▸ What you have to do:
Copy out the whole listing exactly as written, leaving the pictures behind.

▸ Dataset records:
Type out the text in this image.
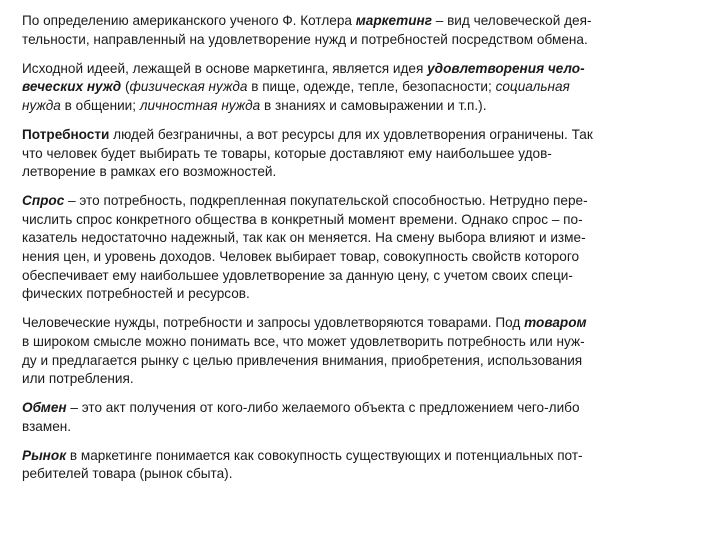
По определению американского ученого Ф. Котлера маркетинг – вид человеческой дея-
тельности, направленный на удовлетворение нужд и потребностей посредством обмена.

Исходной идеей, лежащей в основе маркетинга, является идея удовлетворения чело-
веческих нужд (физическая нужда в пище, одежде, тепле, безопасности; социальная
нужда в общении; личностная нужда в знаниях и самовыражении и т.п.).

Потребности людей безграничны, а вот ресурсы для их удовлетворения ограничены. Так
что человек будет выбирать те товары, которые доставляют ему наибольшее удов-
летворение в рамках его возможностей.

Спрос – это потребность, подкрепленная покупательской способностью. Нетрудно пере-
числить спрос конкретного общества в конкретный момент времени. Однако спрос – по-
казатель недостаточно надежный, так как он меняется. На смену выбора влияют и изме-
нения цен, и уровень доходов. Человек выбирает товар, совокупность свойств которого
обеспечивает ему наибольшее удовлетворение за данную цену, с учетом своих специ-
фических потребностей и ресурсов.

Человеческие нужды, потребности и запросы удовлетворяются товарами. Под товаром
в широком смысле можно понимать все, что может удовлетворить потребность или нуж-
ду и предлагается рынку с целью привлечения внимания, приобретения, использования
или потребления.

Обмен – это акт получения от кого-либо желаемого объекта с предложением чего-либо
взамен.

Рынок в маркетинге понимается как совокупность существующих и потенциальных пот-
ребителей товара (рынок сбыта).
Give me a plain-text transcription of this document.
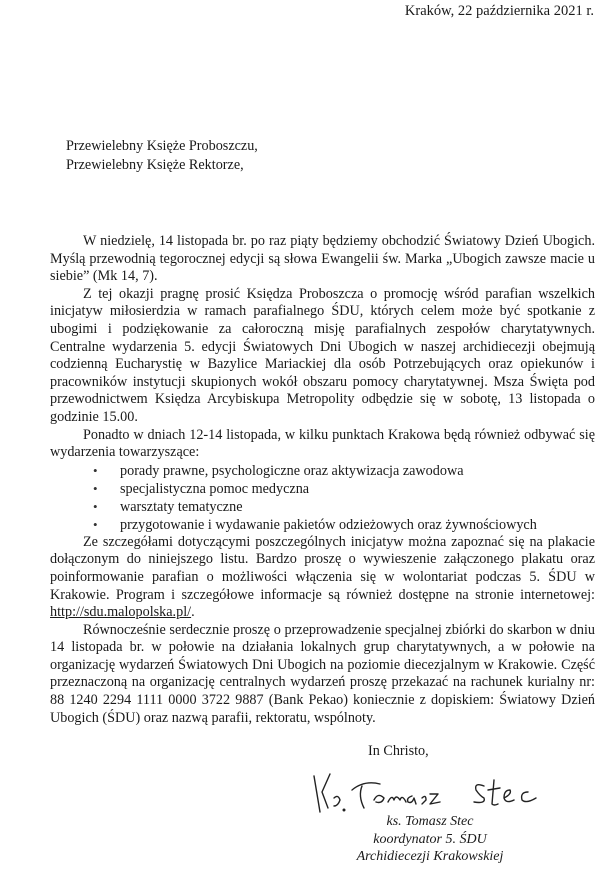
Kraków, 22 października 2021 r.
Przewielebny Księże Proboszczu,
Przewielebny Księże Rektorze,

W niedzielę, 14 listopada br. po raz piąty będziemy obchodzić Światowy Dzień Ubogich. Myślą przewodnią tegorocznej edycji są słowa Ewangelii św. Marka „Ubogich zawsze macie u siebie” (Mk 14, 7).

Z tej okazji pragnę prosić Księdza Proboszcza o promocję wśród parafian wszelkich inicjatyw miłosierdzia w ramach parafialnego ŚDU, których celem może być spotkanie z ubogimi i podziękowanie za całoroczną misję parafialnych zespołów charytatywnych. Centralne wydarzenia 5. edycji Światowych Dni Ubogich w naszej archidiecezji obejmują codzienną Eucharystię w Bazylice Mariackiej dla osób Potrzebujących oraz opiekunów i pracowników instytucji skupionych wokół obszaru pomocy charytatywnej. Msza Święta pod przewodnictwem Księdza Arcybiskupa Metropolity odbędzie się w sobotę, 13 listopada o godzinie 15.00.

Ponadto w dniach 12-14 listopada, w kilku punktach Krakowa będą również odbywać się wydarzenia towarzyszące:

• porady prawne, psychologiczne oraz aktywizacja zawodowa
• specjalistyczna pomoc medyczna
• warsztaty tematyczne
• przygotowanie i wydawanie pakietów odzieżowych oraz żywnościowych

Ze szczegółami dotyczącymi poszczególnych inicjatyw można zapoznać się na plakacie dołączonym do niniejszego listu. Bardzo proszę o wywieszenie załączonego plakatu oraz poinformowanie parafian o możliwości włączenia się w wolontariat podczas 5. ŚDU w Krakowie. Program i szczegółowe informacje są również dostępne na stronie internetowej: http://sdu.malopolska.pl/.

Równocześnie serdecznie proszę o przeprowadzenie specjalnej zbiórki do skarbon w dniu 14 listopada br. w połowie na działania lokalnych grup charytatywnych, a w połowie na organizację wydarzeń Światowych Dni Ubogich na poziomie diecezjalnym w Krakowie. Część przeznaczoną na organizację centralnych wydarzeń proszę przekazać na rachunek kurialny nr: 88 1240 2294 1111 0000 3722 9887 (Bank Pekao) koniecznie z dopiskiem: Światowy Dzień Ubogich (ŚDU) oraz nazwą parafii, rektoratu, wspólnoty.

In Christo,
ks. Tomasz Stec
koordynator 5. ŚDU
Archidiecezji Krakowskiej
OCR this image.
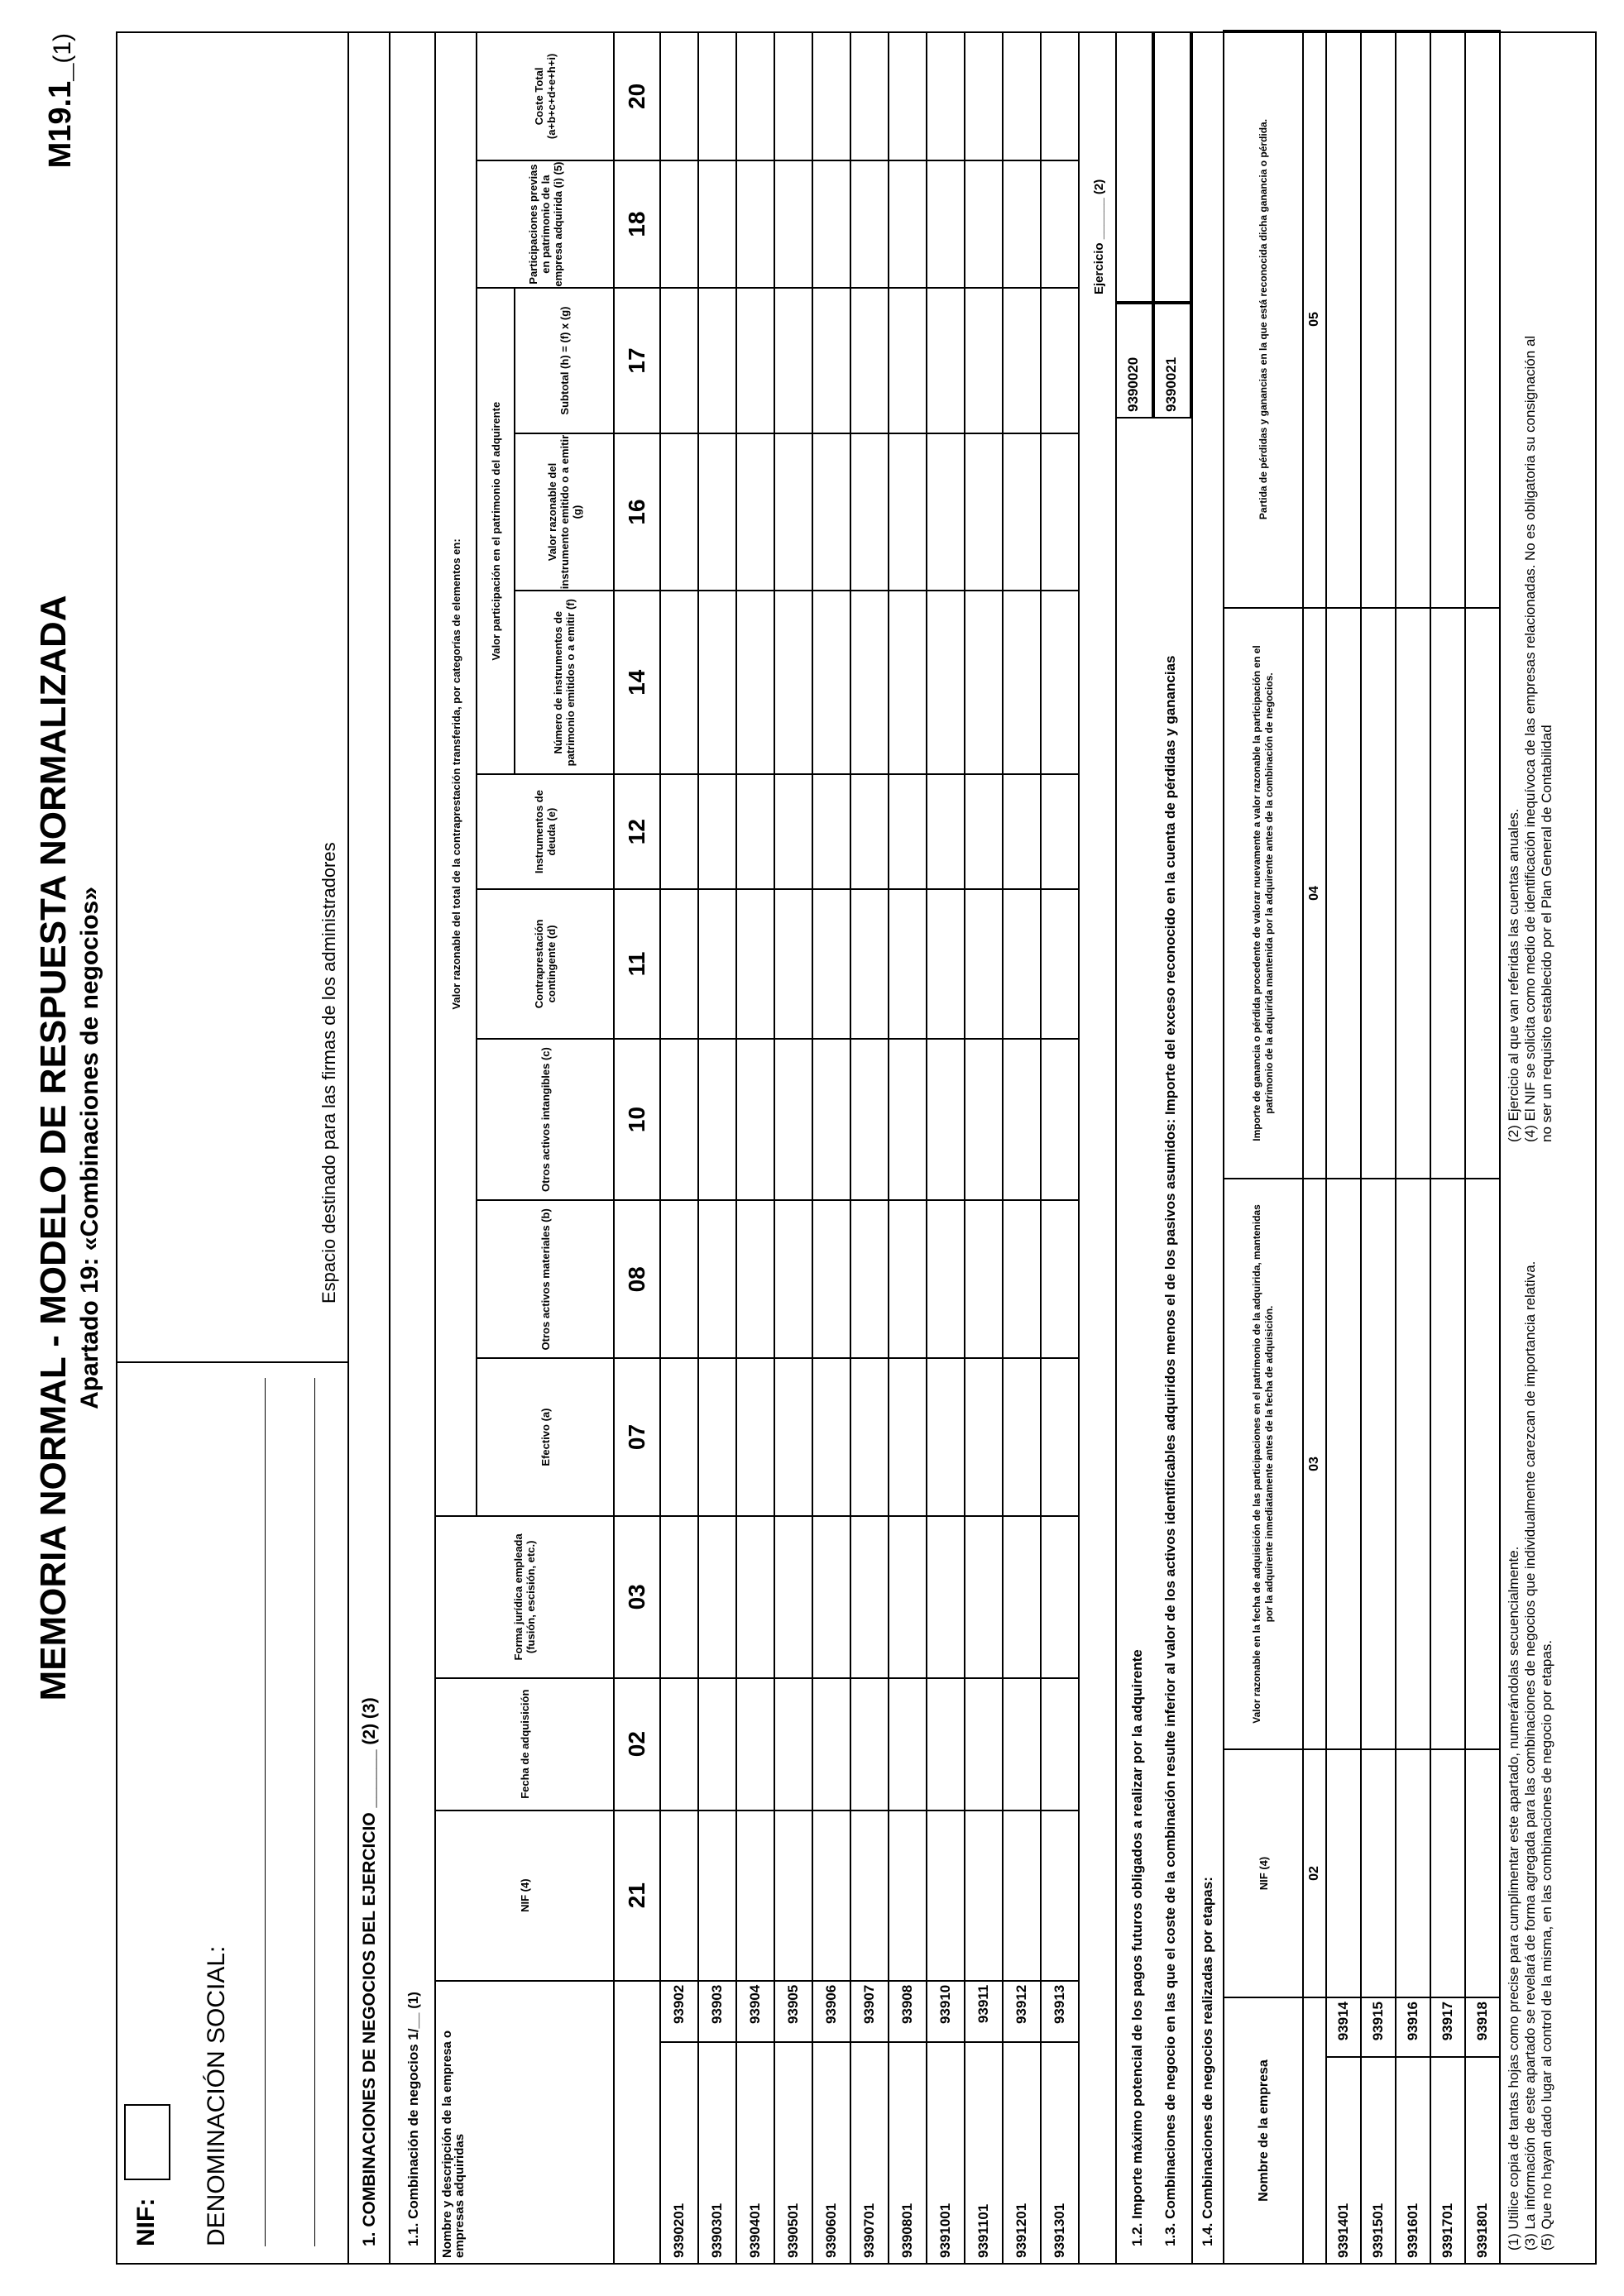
MEMORIA NORMAL - MODELO DE RESPUESTA NORMALIZADA Apartado 19: «Combinaciones de negocios»
M19.1_(1)
NIF: DENOMINACIÓN SOCIAL:
Espacio destinado para las firmas de los administradores
1. COMBINACIONES DE NEGOCIOS DEL EJERCICIO ______ (2) (3) 1.1. Combinación de negocios 1/__ (1) Nombre y descripción de la empresa o empresas adquiridas		NIF (4)	Fecha de adquisición	Forma jurídica empleada (fusión, escisión, etc.)	Valor razonable del total de la contraprestación transferida, por categorías de elementos en:									
					Efectivo (a)	Otros activos materiales (b)	Otros activos intangibles (c)	Contraprestación contingente (d)	Instrumentos de deuda (e)	Valor participación en el patrimonio del adquirente			Participaciones previas en patrimonio de la empresa adquirida (i) (5)	Coste Total (a+b+c+d+e+h+i)
										Número de instrumentos de patrimonio emitidos o a emitir (f)	Valor razonable del instrumento emitido o a emitir (g)	Subtotal (h) = (f) x (g)		
		21	02	03	07	08	10	11	12	14	16	17	18	20
9390201	93902													
9390301	93903													
9390401	93904													
9390501	93905													
9390601	93906													
9390701	93907													
9390801	93908													
9391001	93910													
9391101	93911													
9391201	93912													
9391301	93913													
Ejercicio ______ (2)
1.2. Importe máximo potencial de los pagos futuros obligados a realizar por la adquirente 1.3. Combinaciones de negocio en las que el coste de la combinación resulte inferior al valor de los activos identificables adquiridos menos el de los pasivos asumidos: Importe del exceso reconocido en la cuenta de pérdidas y ganancias
9390020	9390021
1.4. Combinaciones de negocios realizadas por etapas:	Nombre de la empresa		NIF (4)	Valor razonable en la fecha de adquisición de las participaciones en el patrimonio de la adquirida, mantenidas por la adquirente inmediatamente antes de la fecha de adquisición.	Importe de ganancia o pérdida procedente de valorar nuevamente a valor razonable la participación en el patrimonio de la adquirida mantenida por la adquirente antes de la combinación de negocios.	Partida de pérdidas y ganancias en la que está reconocida dicha ganancia o pérdida.
		02	03	04	05
9391401	93914				
9391501	93915				
9391601	93916				
9391701	93917				
9391801	93918				(1) Utilice copia de tantas hojas como precise para cumplimentar este apartado, numerándolas secuencialmente. (3) La información de este apartado se revelará de forma agregada para las combinaciones de negocios que individualmente carezcan de importancia relativa. (5) Que no hayan dado lugar al control de la misma, en las combinaciones de negocio por etapas.
(2) Ejercicio al que van referidas las cuentas anuales. (4) El NIF se solicita como medio de identificación inequívoca de las empresas relacionadas. No es obligatoria su consignación al no ser un requisito establecido por el Plan General de Contabilidad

▸ Reply to the task:
Type out the text in this image.
По определению американского ученого Ф. Котлера маркетинг – вид человеческой дея-
тельности, направленный на удовлетворение нужд и потребностей посредством обмена.

Исходной идеей, лежащей в основе маркетинга, является идея удовлетворения чело-
веческих нужд (физическая нужда в пище, одежде, тепле, безопасности; социальная
нужда в общении; личностная нужда в знаниях и самовыражении и т.п.).

Потребности людей безграничны, а вот ресурсы для их удовлетворения ограничены. Так
что человек будет выбирать те товары, которые доставляют ему наибольшее удов-
летворение в рамках его возможностей.

Спрос – это потребность, подкрепленная покупательской способностью. Нетрудно пере-
числить спрос конкретного общества в конкретный момент времени. Однако спрос – по-
казатель недостаточно надежный, так как он меняется. На смену выбора влияют и изме-
нения цен, и уровень доходов. Человек выбирает товар, совокупность свойств которого
обеспечивает ему наибольшее удовлетворение за данную цену, с учетом своих специ-
фических потребностей и ресурсов.

Человеческие нужды, потребности и запросы удовлетворяются товарами. Под товаром
в широком смысле можно понимать все, что может удовлетворить потребность или нуж-
ду и предлагается рынку с целью привлечения внимания, приобретения, использования
или потребления.

Обмен – это акт получения от кого-либо желаемого объекта с предложением чего-либо
взамен.

Рынок в маркетинге понимается как совокупность существующих и потенциальных пот-
ребителей товара (рынок сбыта).
Give me a plain-text transcription of this document.
Kraków, 22 października 2021 r.
Przewielebny Księże Proboszczu,
Przewielebny Księże Rektorze,

W niedzielę, 14 listopada br. po raz piąty będziemy obchodzić Światowy Dzień Ubogich. Myślą przewodnią tegorocznej edycji są słowa Ewangelii św. Marka „Ubogich zawsze macie u siebie” (Mk 14, 7).

Z tej okazji pragnę prosić Księdza Proboszcza o promocję wśród parafian wszelkich inicjatyw miłosierdzia w ramach parafialnego ŚDU, których celem może być spotkanie z ubogimi i podziękowanie za całoroczną misję parafialnych zespołów charytatywnych. Centralne wydarzenia 5. edycji Światowych Dni Ubogich w naszej archidiecezji obejmują codzienną Eucharystię w Bazylice Mariackiej dla osób Potrzebujących oraz opiekunów i pracowników instytucji skupionych wokół obszaru pomocy charytatywnej. Msza Święta pod przewodnictwem Księdza Arcybiskupa Metropolity odbędzie się w sobotę, 13 listopada o godzinie 15.00.

Ponadto w dniach 12-14 listopada, w kilku punktach Krakowa będą również odbywać się wydarzenia towarzyszące:

• porady prawne, psychologiczne oraz aktywizacja zawodowa
• specjalistyczna pomoc medyczna
• warsztaty tematyczne
• przygotowanie i wydawanie pakietów odzieżowych oraz żywnościowych

Ze szczegółami dotyczącymi poszczególnych inicjatyw można zapoznać się na plakacie dołączonym do niniejszego listu. Bardzo proszę o wywieszenie załączonego plakatu oraz poinformowanie parafian o możliwości włączenia się w wolontariat podczas 5. ŚDU w Krakowie. Program i szczegółowe informacje są również dostępne na stronie internetowej: http://sdu.malopolska.pl/.

Równocześnie serdecznie proszę o przeprowadzenie specjalnej zbiórki do skarbon w dniu 14 listopada br. w połowie na działania lokalnych grup charytatywnych, a w połowie na organizację wydarzeń Światowych Dni Ubogich na poziomie diecezjalnym w Krakowie. Część przeznaczoną na organizację centralnych wydarzeń proszę przekazać na rachunek kurialny nr: 88 1240 2294 1111 0000 3722 9887 (Bank Pekao) koniecznie z dopiskiem: Światowy Dzień Ubogich (ŚDU) oraz nazwą parafii, rektoratu, wspólnoty.

In Christo,
ks. Tomasz Stec
koordynator 5. ŚDU
Archidiecezji Krakowskiej
OCR this image.
MEMORIA NORMAL - MODELO DE RESPUESTA NORMALIZADA Apartado 19: «Combinaciones de negocios»
M19.1_(1)
NIF: DENOMINACIÓN SOCIAL:
Espacio destinado para las firmas de los administradores
1. COMBINACIONES DE NEGOCIOS DEL EJERCICIO ______ (2) (3) 1.1. Combinación de negocios 1/__ (1) Nombre y descripción de la empresa o empresas adquiridas		NIF (4)	Fecha de adquisición	Forma jurídica empleada (fusión, escisión, etc.)	Valor razonable del total de la contraprestación transferida, por categorías de elementos en:									
					Efectivo (a)	Otros activos materiales (b)	Otros activos intangibles (c)	Contraprestación contingente (d)	Instrumentos de deuda (e)	Valor participación en el patrimonio del adquirente			Participaciones previas en patrimonio de la empresa adquirida (i) (5)	Coste Total (a+b+c+d+e+h+i)
										Número de instrumentos de patrimonio emitidos o a emitir (f)	Valor razonable del instrumento emitido o a emitir (g)	Subtotal (h) = (f) x (g)		
		21	02	03	07	08	10	11	12	14	16	17	18	20
9390201	93902													
9390301	93903													
9390401	93904													
9390501	93905													
9390601	93906													
9390701	93907													
9390801	93908													
9391001	93910													
9391101	93911													
9391201	93912													
9391301	93913													
Ejercicio ______ (2)
1.2. Importe máximo potencial de los pagos futuros obligados a realizar por la adquirente 1.3. Combinaciones de negocio en las que el coste de la combinación resulte inferior al valor de los activos identificables adquiridos menos el de los pasivos asumidos: Importe del exceso reconocido en la cuenta de pérdidas y ganancias
9390020	9390021
1.4. Combinaciones de negocios realizadas por etapas:	Nombre de la empresa		NIF (4)	Valor razonable en la fecha de adquisición de las participaciones en el patrimonio de la adquirida, mantenidas por la adquirente inmediatamente antes de la fecha de adquisición.	Importe de ganancia o pérdida procedente de valorar nuevamente a valor razonable la participación en el patrimonio de la adquirida mantenida por la adquirente antes de la combinación de negocios.	Partida de pérdidas y ganancias en la que está reconocida dicha ganancia o pérdida.
		02	03	04	05
9391401	93914				
9391501	93915				
9391601	93916				
9391701	93917				
9391801	93918				(1) Utilice copia de tantas hojas como precise para cumplimentar este apartado, numerándolas secuencialmente. (3) La información de este apartado se revelará de forma agregada para las combinaciones de negocios que individualmente carezcan de importancia relativa. (5) Que no hayan dado lugar al control de la misma, en las combinaciones de negocio por etapas.
(2) Ejercicio al que van referidas las cuentas anuales. (4) El NIF se solicita como medio de identificación inequívoca de las empresas relacionadas. No es obligatoria su consignación al no ser un requisito establecido por el Plan General de Contabilidad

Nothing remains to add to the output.